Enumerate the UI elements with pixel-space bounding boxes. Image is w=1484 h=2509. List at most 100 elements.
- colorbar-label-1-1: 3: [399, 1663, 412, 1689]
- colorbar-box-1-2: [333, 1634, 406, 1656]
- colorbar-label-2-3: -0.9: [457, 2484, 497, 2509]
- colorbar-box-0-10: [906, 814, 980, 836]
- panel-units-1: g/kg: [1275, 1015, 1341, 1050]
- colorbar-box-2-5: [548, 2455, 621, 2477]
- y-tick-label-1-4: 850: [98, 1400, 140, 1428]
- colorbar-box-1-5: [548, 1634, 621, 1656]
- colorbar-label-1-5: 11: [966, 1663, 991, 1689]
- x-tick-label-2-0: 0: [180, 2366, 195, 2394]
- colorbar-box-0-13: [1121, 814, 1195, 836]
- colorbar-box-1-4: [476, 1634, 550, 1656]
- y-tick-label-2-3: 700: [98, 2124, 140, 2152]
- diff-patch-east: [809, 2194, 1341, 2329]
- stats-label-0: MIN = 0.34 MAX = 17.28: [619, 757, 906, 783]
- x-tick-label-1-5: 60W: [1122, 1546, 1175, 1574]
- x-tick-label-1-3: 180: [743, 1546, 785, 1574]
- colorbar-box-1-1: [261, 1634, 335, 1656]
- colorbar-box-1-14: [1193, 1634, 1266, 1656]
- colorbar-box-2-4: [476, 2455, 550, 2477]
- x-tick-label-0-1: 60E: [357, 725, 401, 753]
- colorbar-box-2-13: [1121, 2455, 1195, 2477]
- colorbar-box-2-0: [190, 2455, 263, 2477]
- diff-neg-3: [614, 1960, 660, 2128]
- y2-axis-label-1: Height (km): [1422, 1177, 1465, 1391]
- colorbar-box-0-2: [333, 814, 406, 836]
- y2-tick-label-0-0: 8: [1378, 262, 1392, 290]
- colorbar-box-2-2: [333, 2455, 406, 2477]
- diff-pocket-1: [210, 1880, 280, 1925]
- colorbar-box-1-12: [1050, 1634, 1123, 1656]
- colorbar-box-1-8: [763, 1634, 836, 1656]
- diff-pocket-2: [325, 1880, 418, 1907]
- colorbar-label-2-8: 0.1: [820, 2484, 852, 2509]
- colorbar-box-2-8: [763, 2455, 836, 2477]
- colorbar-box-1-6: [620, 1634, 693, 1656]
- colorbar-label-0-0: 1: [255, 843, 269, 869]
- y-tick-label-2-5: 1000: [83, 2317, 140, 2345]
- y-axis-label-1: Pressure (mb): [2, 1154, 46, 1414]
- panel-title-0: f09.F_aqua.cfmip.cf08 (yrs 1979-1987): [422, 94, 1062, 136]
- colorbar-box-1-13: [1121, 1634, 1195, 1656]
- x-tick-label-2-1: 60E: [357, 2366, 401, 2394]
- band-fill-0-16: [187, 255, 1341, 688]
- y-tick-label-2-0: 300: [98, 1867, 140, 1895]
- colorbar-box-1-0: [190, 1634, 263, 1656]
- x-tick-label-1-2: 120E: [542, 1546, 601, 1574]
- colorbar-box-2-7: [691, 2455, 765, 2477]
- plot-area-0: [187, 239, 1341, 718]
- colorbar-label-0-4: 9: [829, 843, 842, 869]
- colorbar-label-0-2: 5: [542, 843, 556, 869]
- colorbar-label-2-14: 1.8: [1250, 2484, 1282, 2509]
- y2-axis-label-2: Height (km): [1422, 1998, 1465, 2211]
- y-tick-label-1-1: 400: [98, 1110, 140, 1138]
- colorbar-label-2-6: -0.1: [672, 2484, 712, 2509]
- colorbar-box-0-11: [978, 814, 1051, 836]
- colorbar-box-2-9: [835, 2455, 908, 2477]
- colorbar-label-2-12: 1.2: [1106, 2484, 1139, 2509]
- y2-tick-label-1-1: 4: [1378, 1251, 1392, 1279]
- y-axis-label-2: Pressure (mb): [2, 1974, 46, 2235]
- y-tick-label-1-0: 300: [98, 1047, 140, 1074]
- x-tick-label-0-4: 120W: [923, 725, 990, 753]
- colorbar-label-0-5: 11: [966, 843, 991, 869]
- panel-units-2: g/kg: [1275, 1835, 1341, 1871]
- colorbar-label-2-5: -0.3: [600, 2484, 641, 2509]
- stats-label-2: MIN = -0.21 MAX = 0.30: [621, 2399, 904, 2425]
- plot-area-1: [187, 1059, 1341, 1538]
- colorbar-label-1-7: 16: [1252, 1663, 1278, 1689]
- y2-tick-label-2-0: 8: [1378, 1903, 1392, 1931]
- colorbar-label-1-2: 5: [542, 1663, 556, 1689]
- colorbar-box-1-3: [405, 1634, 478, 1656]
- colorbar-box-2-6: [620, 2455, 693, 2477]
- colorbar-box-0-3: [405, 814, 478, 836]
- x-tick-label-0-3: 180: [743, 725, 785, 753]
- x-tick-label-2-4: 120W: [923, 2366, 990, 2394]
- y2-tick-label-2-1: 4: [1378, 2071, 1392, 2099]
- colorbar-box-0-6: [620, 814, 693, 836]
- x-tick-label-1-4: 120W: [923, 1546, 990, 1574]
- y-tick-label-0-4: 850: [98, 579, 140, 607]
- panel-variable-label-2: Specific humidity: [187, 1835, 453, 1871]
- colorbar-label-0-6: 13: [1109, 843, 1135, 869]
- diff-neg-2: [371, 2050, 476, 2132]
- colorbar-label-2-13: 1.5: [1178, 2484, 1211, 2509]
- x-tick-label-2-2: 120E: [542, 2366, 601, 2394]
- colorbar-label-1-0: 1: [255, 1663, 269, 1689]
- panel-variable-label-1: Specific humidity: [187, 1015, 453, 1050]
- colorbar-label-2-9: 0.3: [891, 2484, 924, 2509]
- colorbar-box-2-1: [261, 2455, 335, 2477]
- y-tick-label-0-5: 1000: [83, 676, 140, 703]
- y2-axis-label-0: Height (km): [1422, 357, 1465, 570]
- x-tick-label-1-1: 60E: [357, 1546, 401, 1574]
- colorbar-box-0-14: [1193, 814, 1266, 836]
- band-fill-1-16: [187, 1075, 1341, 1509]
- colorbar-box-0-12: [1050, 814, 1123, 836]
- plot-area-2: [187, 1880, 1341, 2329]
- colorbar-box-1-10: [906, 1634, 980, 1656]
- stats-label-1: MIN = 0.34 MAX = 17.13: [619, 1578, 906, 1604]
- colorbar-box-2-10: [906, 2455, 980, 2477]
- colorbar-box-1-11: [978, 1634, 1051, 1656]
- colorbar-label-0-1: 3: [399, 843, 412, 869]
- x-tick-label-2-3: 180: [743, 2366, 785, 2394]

· · · ·

**INSTRUCTION**
In the rows from the first one through the line containing "- colorbar-label-2-3: -0.9: [457, 2484, 497, 2509]", rename "colorbar" to "legend" and write out only those lines, with nothing else altered.

**CORRECT ANSWER**
Enumerate the UI elements with pixel-space bounding boxes. Image is w=1484 h=2509. List at most 100 elements.
- legend-label-1-1: 3: [399, 1663, 412, 1689]
- legend-box-1-2: [333, 1634, 406, 1656]
- legend-label-2-3: -0.9: [457, 2484, 497, 2509]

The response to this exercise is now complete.